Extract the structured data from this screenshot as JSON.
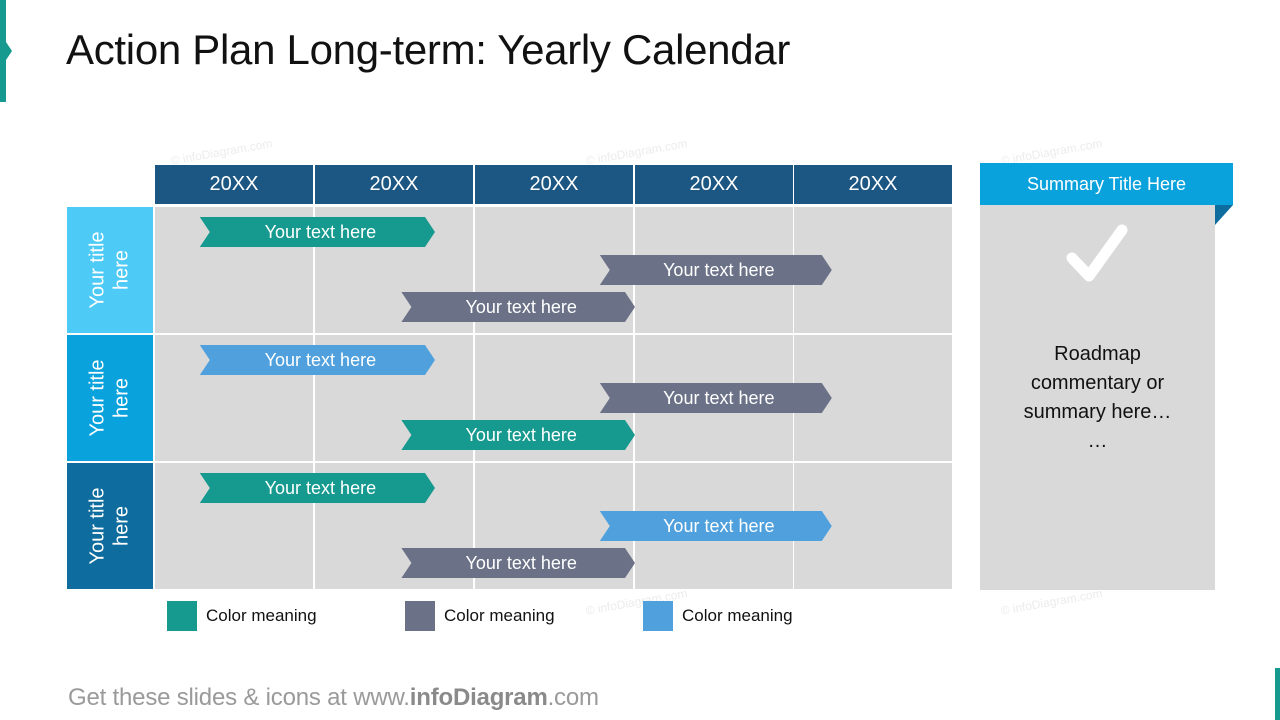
{
  "title": "Action Plan Long-term: Yearly Calendar",
  "colors": {
    "accent": "#16998e",
    "header_dark": "#1c5682",
    "row1": "#4dcaf6",
    "row2": "#0aa2dc",
    "row3": "#0e6d9e",
    "cell": "#d9d9d9",
    "teal": "#16998e",
    "slate": "#6b7287",
    "blue": "#4fa0dc"
  },
  "years": [
    "20XX",
    "20XX",
    "20XX",
    "20XX",
    "20XX"
  ],
  "rows": [
    {
      "title": "Your title\nhere",
      "bars": [
        {
          "label": "Your text here",
          "color": "teal",
          "start_col": 0.28,
          "end_col": 1.75,
          "lane": 0
        },
        {
          "label": "Your text here",
          "color": "slate",
          "start_col": 2.78,
          "end_col": 4.23,
          "lane": 1
        },
        {
          "label": "Your text here",
          "color": "slate",
          "start_col": 1.54,
          "end_col": 3.0,
          "lane": 2
        }
      ]
    },
    {
      "title": "Your title\nhere",
      "bars": [
        {
          "label": "Your text here",
          "color": "blue",
          "start_col": 0.28,
          "end_col": 1.75,
          "lane": 0
        },
        {
          "label": "Your text here",
          "color": "slate",
          "start_col": 2.78,
          "end_col": 4.23,
          "lane": 1
        },
        {
          "label": "Your text here",
          "color": "teal",
          "start_col": 1.54,
          "end_col": 3.0,
          "lane": 2
        }
      ]
    },
    {
      "title": "Your title\nhere",
      "bars": [
        {
          "label": "Your text here",
          "color": "teal",
          "start_col": 0.28,
          "end_col": 1.75,
          "lane": 0
        },
        {
          "label": "Your text here",
          "color": "blue",
          "start_col": 2.78,
          "end_col": 4.23,
          "lane": 1
        },
        {
          "label": "Your text here",
          "color": "slate",
          "start_col": 1.54,
          "end_col": 3.0,
          "lane": 2
        }
      ]
    }
  ],
  "summary": {
    "title": "Summary Title Here",
    "icon": "checkmark-icon",
    "text": "Roadmap\ncommentary or\nsummary here…\n…"
  },
  "legend": [
    {
      "color": "teal",
      "label": "Color meaning"
    },
    {
      "color": "slate",
      "label": "Color meaning"
    },
    {
      "color": "blue",
      "label": "Color meaning"
    }
  ],
  "footer": {
    "prefix": "Get these slides & icons at www.",
    "brand": "infoDiagram",
    "suffix": ".com"
  },
  "watermark": "© infoDiagram.com"
}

____________________

◆ **THE TASK**
Working from the listing above, pick out every line that has "infoDiagram" and copy it.

◆ **RESPONSE TO THIS TASK**
    "brand": "infoDiagram",
  "watermark": "© infoDiagram.com"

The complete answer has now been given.